* _PAGE EXTRACT_
Connecticut Superior Court, Judicial District of New Britain at New Britain
Jan 13, 2004
2004 Ct. Sup. 1358 (Conn. Super. Ct. 2004)

Opinion

No. CV03-0519565S

January 13, 2004


MEMORANDUM OF DECISION


The plaintiff, Acoustics, Inc. (Acoustics) brought suit under the Connecticut payment bond statute, General Statutes § 49-42, and has also alleged a violation of the implied contract of good faith and fair dealing and the Connecticut Unfair Trade Practices Act (CUTPA), against the defendant, Travelers Insurance Company, a surety for the general contractor, Trataros Construction, Inc. The parties have each moved for summary judgment. At oral argument, on December 22, 2003, the parties agreed to have the court review the statute of limitations and notice issues raised by the cross-motions for summary judgment. Other issues raised by the parties' motions were reserved for future proceedings before the court.

* _SHORT EXERCISE A_
Reproduce the records from their first line through the line containing "table-cell[interactable]: 每个班 bbox=[784, 385, 827, 402]", inclusive, swapping every "table-cell" for "grid-cell" and leaving everything else intact.
The court opinion and the records that follow it come from unrelated sources.

* _PROVIDED RECORDS_
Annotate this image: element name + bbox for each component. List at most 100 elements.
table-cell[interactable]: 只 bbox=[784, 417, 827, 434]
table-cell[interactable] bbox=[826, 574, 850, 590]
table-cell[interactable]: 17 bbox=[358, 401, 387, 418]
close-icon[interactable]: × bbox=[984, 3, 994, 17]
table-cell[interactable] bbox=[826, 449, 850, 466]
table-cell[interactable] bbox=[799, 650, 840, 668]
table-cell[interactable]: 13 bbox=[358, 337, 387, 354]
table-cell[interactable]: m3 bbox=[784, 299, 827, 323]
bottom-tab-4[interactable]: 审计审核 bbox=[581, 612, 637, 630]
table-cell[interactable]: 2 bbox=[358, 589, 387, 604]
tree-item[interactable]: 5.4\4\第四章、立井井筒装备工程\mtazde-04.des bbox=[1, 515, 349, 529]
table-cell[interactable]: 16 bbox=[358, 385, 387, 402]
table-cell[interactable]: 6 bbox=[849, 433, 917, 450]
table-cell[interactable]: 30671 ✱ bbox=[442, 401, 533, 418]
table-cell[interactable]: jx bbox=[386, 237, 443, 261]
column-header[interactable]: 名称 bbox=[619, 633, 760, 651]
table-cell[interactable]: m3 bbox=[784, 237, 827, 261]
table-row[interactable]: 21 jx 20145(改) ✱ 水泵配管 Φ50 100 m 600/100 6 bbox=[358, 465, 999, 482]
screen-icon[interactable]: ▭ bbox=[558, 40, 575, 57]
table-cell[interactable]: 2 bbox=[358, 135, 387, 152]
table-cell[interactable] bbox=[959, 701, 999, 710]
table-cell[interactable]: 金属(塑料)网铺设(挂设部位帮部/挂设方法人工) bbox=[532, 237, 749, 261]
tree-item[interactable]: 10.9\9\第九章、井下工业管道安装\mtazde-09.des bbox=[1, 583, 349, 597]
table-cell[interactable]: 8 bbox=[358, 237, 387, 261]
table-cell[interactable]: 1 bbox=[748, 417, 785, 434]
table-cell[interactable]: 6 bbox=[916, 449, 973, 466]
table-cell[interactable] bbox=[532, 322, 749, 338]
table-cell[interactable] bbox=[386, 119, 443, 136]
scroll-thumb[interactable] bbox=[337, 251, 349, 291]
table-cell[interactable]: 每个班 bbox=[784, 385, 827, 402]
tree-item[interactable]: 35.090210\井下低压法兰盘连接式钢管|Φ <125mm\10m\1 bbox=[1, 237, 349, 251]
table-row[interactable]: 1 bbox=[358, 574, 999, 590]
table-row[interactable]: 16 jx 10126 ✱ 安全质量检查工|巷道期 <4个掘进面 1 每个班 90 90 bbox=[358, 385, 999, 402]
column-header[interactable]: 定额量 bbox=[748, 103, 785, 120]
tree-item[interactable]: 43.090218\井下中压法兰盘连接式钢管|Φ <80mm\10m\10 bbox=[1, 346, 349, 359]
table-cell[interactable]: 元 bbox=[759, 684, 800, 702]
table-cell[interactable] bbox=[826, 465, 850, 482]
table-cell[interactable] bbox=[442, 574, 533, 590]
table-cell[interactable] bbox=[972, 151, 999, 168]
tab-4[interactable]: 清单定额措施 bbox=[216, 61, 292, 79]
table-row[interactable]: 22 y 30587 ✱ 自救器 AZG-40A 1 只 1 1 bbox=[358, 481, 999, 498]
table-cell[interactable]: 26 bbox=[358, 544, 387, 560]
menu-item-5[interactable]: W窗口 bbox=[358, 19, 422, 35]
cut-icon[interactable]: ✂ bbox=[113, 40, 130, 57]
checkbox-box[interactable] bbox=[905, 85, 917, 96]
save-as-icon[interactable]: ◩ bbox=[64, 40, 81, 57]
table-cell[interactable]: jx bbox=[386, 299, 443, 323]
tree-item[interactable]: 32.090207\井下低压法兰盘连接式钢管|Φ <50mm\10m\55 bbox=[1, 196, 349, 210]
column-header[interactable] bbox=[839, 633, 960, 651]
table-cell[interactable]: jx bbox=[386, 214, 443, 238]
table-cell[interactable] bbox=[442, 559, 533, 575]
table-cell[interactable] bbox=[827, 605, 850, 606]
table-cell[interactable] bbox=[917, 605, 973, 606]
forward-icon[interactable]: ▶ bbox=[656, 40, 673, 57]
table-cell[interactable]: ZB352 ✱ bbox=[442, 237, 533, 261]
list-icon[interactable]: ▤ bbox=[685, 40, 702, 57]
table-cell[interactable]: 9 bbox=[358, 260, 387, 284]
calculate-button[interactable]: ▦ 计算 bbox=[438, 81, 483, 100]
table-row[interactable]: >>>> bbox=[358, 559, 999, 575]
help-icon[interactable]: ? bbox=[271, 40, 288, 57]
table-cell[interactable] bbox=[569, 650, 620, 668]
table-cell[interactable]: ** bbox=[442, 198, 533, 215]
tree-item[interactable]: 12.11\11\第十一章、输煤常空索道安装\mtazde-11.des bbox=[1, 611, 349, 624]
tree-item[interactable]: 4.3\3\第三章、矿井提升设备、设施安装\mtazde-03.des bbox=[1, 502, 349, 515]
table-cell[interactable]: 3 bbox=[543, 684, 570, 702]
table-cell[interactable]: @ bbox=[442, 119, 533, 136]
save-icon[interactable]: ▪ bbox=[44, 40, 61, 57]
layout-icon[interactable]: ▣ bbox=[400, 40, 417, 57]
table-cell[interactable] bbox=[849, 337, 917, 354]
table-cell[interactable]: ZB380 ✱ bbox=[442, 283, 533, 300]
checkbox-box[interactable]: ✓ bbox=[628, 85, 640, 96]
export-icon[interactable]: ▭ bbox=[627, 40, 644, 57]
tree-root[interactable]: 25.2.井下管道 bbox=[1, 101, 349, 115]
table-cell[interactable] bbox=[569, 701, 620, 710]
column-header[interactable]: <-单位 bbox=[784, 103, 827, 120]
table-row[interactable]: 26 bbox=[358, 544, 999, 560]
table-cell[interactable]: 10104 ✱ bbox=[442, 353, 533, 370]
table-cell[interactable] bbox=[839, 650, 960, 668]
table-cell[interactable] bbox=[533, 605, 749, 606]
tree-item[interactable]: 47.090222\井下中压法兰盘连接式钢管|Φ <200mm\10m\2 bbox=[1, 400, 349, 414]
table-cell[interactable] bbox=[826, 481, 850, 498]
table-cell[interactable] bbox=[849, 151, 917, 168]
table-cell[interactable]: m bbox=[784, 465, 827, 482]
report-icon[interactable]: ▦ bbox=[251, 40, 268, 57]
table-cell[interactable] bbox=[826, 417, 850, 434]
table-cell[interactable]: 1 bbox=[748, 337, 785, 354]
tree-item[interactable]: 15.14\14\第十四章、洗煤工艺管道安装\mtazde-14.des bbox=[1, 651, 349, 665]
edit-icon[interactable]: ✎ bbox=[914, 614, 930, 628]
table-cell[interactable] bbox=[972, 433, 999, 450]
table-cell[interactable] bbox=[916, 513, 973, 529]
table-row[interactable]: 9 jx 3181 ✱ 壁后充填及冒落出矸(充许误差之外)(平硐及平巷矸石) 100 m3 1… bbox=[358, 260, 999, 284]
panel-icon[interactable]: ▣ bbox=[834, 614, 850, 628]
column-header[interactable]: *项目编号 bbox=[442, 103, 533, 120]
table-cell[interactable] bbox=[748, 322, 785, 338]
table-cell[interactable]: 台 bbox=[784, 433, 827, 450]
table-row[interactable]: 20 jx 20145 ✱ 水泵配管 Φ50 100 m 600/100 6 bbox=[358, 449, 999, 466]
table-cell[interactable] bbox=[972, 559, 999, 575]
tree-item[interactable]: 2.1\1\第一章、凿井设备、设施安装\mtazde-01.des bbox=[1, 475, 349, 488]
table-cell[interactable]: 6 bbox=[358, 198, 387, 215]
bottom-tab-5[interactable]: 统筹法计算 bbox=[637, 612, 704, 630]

* _SHORT EXERCISE B_
According to the court opinion, on what date was oral argument held?

* _TASK RESPONSE A_
Annotate this image: element name + bbox for each component. List at most 100 elements.
grid-cell[interactable]: 只 bbox=[784, 417, 827, 434]
grid-cell[interactable] bbox=[826, 574, 850, 590]
grid-cell[interactable]: 17 bbox=[358, 401, 387, 418]
close-icon[interactable]: × bbox=[984, 3, 994, 17]
grid-cell[interactable] bbox=[826, 449, 850, 466]
grid-cell[interactable] bbox=[799, 650, 840, 668]
grid-cell[interactable]: 13 bbox=[358, 337, 387, 354]
grid-cell[interactable]: m3 bbox=[784, 299, 827, 323]
bottom-tab-4[interactable]: 审计审核 bbox=[581, 612, 637, 630]
grid-cell[interactable]: 2 bbox=[358, 589, 387, 604]
tree-item[interactable]: 5.4\4\第四章、立井井筒装备工程\mtazde-04.des bbox=[1, 515, 349, 529]
grid-cell[interactable]: 16 bbox=[358, 385, 387, 402]
grid-cell[interactable]: 6 bbox=[849, 433, 917, 450]
grid-cell[interactable]: 30671 ✱ bbox=[442, 401, 533, 418]
grid-cell[interactable]: jx bbox=[386, 237, 443, 261]
column-header[interactable]: 名称 bbox=[619, 633, 760, 651]
grid-cell[interactable]: m3 bbox=[784, 237, 827, 261]
table-row[interactable]: 21 jx 20145(改) ✱ 水泵配管 Φ50 100 m 600/100 6 bbox=[358, 465, 999, 482]
screen-icon[interactable]: ▭ bbox=[558, 40, 575, 57]
grid-cell[interactable]: 2 bbox=[358, 135, 387, 152]
grid-cell[interactable] bbox=[959, 701, 999, 710]
grid-cell[interactable]: 金属(塑料)网铺设(挂设部位帮部/挂设方法人工) bbox=[532, 237, 749, 261]
tree-item[interactable]: 10.9\9\第九章、井下工业管道安装\mtazde-09.des bbox=[1, 583, 349, 597]
grid-cell[interactable]: 8 bbox=[358, 237, 387, 261]
grid-cell[interactable]: 1 bbox=[748, 417, 785, 434]
grid-cell[interactable]: 6 bbox=[916, 449, 973, 466]
grid-cell[interactable] bbox=[532, 322, 749, 338]
grid-cell[interactable] bbox=[386, 119, 443, 136]
scroll-thumb[interactable] bbox=[337, 251, 349, 291]
grid-cell[interactable]: 每个班 bbox=[784, 385, 827, 402]

* _TASK RESPONSE B_
December 22, 2003